Requirements.
Write out all records as given; omit images.

-------- Stored rows --------

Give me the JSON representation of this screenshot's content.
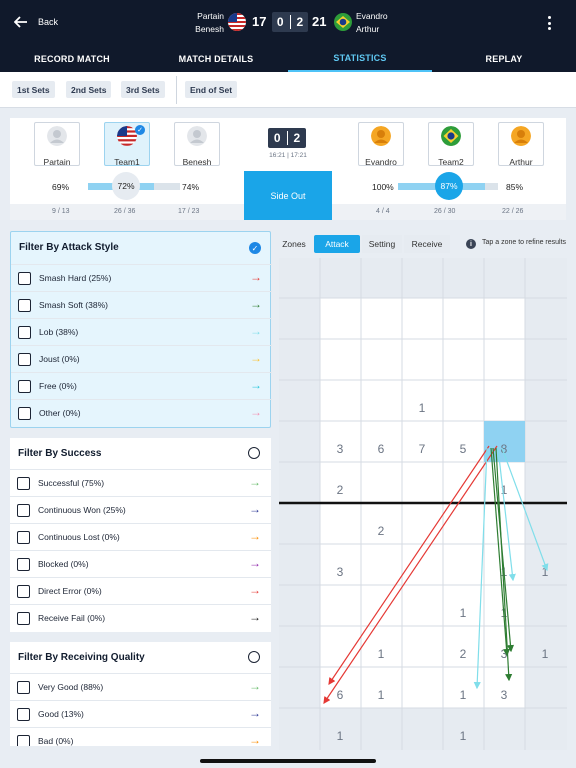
{
  "header": {
    "back_label": "Back",
    "team_left_players": [
      "Partain",
      "Benesh"
    ],
    "team_right_players": [
      "Evandro",
      "Arthur"
    ],
    "score_left": "17",
    "sets_left": "0",
    "sets_right": "2",
    "score_right": "21"
  },
  "tabs": [
    "RECORD MATCH",
    "MATCH DETAILS",
    "STATISTICS",
    "REPLAY"
  ],
  "set_filters": [
    "1st Sets",
    "2nd Sets",
    "3rd Sets",
    "End of Set"
  ],
  "panel": {
    "players_left": [
      "Partain",
      "Team1",
      "Benesh"
    ],
    "players_right": [
      "Evandro",
      "Team2",
      "Arthur"
    ],
    "set_score_left": "0",
    "set_score_right": "2",
    "set_times": "16:21 | 17:21",
    "side_out_label": "Side Out",
    "left_pcts": [
      "69%",
      "72%",
      "74%"
    ],
    "right_pcts": [
      "100%",
      "87%",
      "85%"
    ],
    "left_fracs": [
      "9 / 13",
      "26 / 36",
      "17 / 23"
    ],
    "right_fracs": [
      "4 / 4",
      "26 / 30",
      "22 / 26"
    ],
    "left_team_level": 0.72,
    "right_team_level": 0.87
  },
  "attack_filter": {
    "title": "Filter By Attack Style",
    "items": [
      {
        "label": "Smash Hard (25%)",
        "color": "#e53935"
      },
      {
        "label": "Smash Soft (38%)",
        "color": "#2e7d32"
      },
      {
        "label": "Lob (38%)",
        "color": "#80deea"
      },
      {
        "label": "Joust (0%)",
        "color": "#fbc02d"
      },
      {
        "label": "Free (0%)",
        "color": "#26c6da"
      },
      {
        "label": "Other (0%)",
        "color": "#f48fb1"
      }
    ]
  },
  "success_filter": {
    "title": "Filter By Success",
    "items": [
      {
        "label": "Successful (75%)",
        "color": "#66bb6a"
      },
      {
        "label": "Continuous Won (25%)",
        "color": "#283593"
      },
      {
        "label": "Continuous Lost (0%)",
        "color": "#fb8c00"
      },
      {
        "label": "Blocked (0%)",
        "color": "#8e24aa"
      },
      {
        "label": "Direct Error (0%)",
        "color": "#e53935"
      },
      {
        "label": "Receive Fail (0%)",
        "color": "#111111"
      }
    ]
  },
  "receiving_filter": {
    "title": "Filter By Receiving Quality",
    "items": [
      {
        "label": "Very Good (88%)",
        "color": "#66bb6a"
      },
      {
        "label": "Good (13%)",
        "color": "#283593"
      },
      {
        "label": "Bad (0%)",
        "color": "#fb8c00"
      }
    ]
  },
  "zone_tabs": {
    "label": "Zones",
    "options": [
      "Attack",
      "Setting",
      "Receive"
    ],
    "hint": "Tap a zone to refine results"
  },
  "court_numbers": {
    "r4": [
      "1"
    ],
    "r5": [
      "3",
      "6",
      "7",
      "5",
      "8"
    ],
    "r6": [
      "2",
      "1"
    ],
    "r7": [
      "2"
    ],
    "r8": [
      "3",
      "1",
      "1"
    ],
    "r9": [
      "1",
      "1"
    ],
    "r10": [
      "1",
      "2",
      "3",
      "1"
    ],
    "r11": [
      "6",
      "1",
      "1",
      "3"
    ],
    "r12": [
      "1",
      "1"
    ]
  }
}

--------

Solution below.
Give me the JSON representation of this screenshot's content.
{
  "header": {
    "back_label": "Back",
    "team_left_players": [
      "Partain",
      "Benesh"
    ],
    "team_right_players": [
      "Evandro",
      "Arthur"
    ],
    "score_left": "17",
    "sets_left": "0",
    "sets_right": "2",
    "score_right": "21"
  },
  "tabs": [
    "RECORD MATCH",
    "MATCH DETAILS",
    "STATISTICS",
    "REPLAY"
  ],
  "set_filters": [
    "1st Sets",
    "2nd Sets",
    "3rd Sets",
    "End of Set"
  ],
  "panel": {
    "players_left": [
      "Partain",
      "Team1",
      "Benesh"
    ],
    "players_right": [
      "Evandro",
      "Team2",
      "Arthur"
    ],
    "set_score_left": "0",
    "set_score_right": "2",
    "set_times": "16:21 | 17:21",
    "side_out_label": "Side Out",
    "left_pcts": [
      "69%",
      "72%",
      "74%"
    ],
    "right_pcts": [
      "100%",
      "87%",
      "85%"
    ],
    "left_fracs": [
      "9 / 13",
      "26 / 36",
      "17 / 23"
    ],
    "right_fracs": [
      "4 / 4",
      "26 / 30",
      "22 / 26"
    ],
    "left_team_level": 0.72,
    "right_team_level": 0.87
  },
  "attack_filter": {
    "title": "Filter By Attack Style",
    "items": [
      {
        "label": "Smash Hard (25%)",
        "color": "#e53935"
      },
      {
        "label": "Smash Soft (38%)",
        "color": "#2e7d32"
      },
      {
        "label": "Lob (38%)",
        "color": "#80deea"
      },
      {
        "label": "Joust (0%)",
        "color": "#fbc02d"
      },
      {
        "label": "Free (0%)",
        "color": "#26c6da"
      },
      {
        "label": "Other (0%)",
        "color": "#f48fb1"
      }
    ]
  },
  "success_filter": {
    "title": "Filter By Success",
    "items": [
      {
        "label": "Successful (75%)",
        "color": "#66bb6a"
      },
      {
        "label": "Continuous Won (25%)",
        "color": "#283593"
      },
      {
        "label": "Continuous Lost (0%)",
        "color": "#fb8c00"
      },
      {
        "label": "Blocked (0%)",
        "color": "#8e24aa"
      },
      {
        "label": "Direct Error (0%)",
        "color": "#e53935"
      },
      {
        "label": "Receive Fail (0%)",
        "color": "#111111"
      }
    ]
  },
  "receiving_filter": {
    "title": "Filter By Receiving Quality",
    "items": [
      {
        "label": "Very Good (88%)",
        "color": "#66bb6a"
      },
      {
        "label": "Good (13%)",
        "color": "#283593"
      },
      {
        "label": "Bad (0%)",
        "color": "#fb8c00"
      }
    ]
  },
  "zone_tabs": {
    "label": "Zones",
    "options": [
      "Attack",
      "Setting",
      "Receive"
    ],
    "hint": "Tap a zone to refine results"
  },
  "court_numbers": {
    "r4": [
      "1"
    ],
    "r5": [
      "3",
      "6",
      "7",
      "5",
      "8"
    ],
    "r6": [
      "2",
      "1"
    ],
    "r7": [
      "2"
    ],
    "r8": [
      "3",
      "1",
      "1"
    ],
    "r9": [
      "1",
      "1"
    ],
    "r10": [
      "1",
      "2",
      "3",
      "1"
    ],
    "r11": [
      "6",
      "1",
      "1",
      "3"
    ],
    "r12": [
      "1",
      "1"
    ]
  }
}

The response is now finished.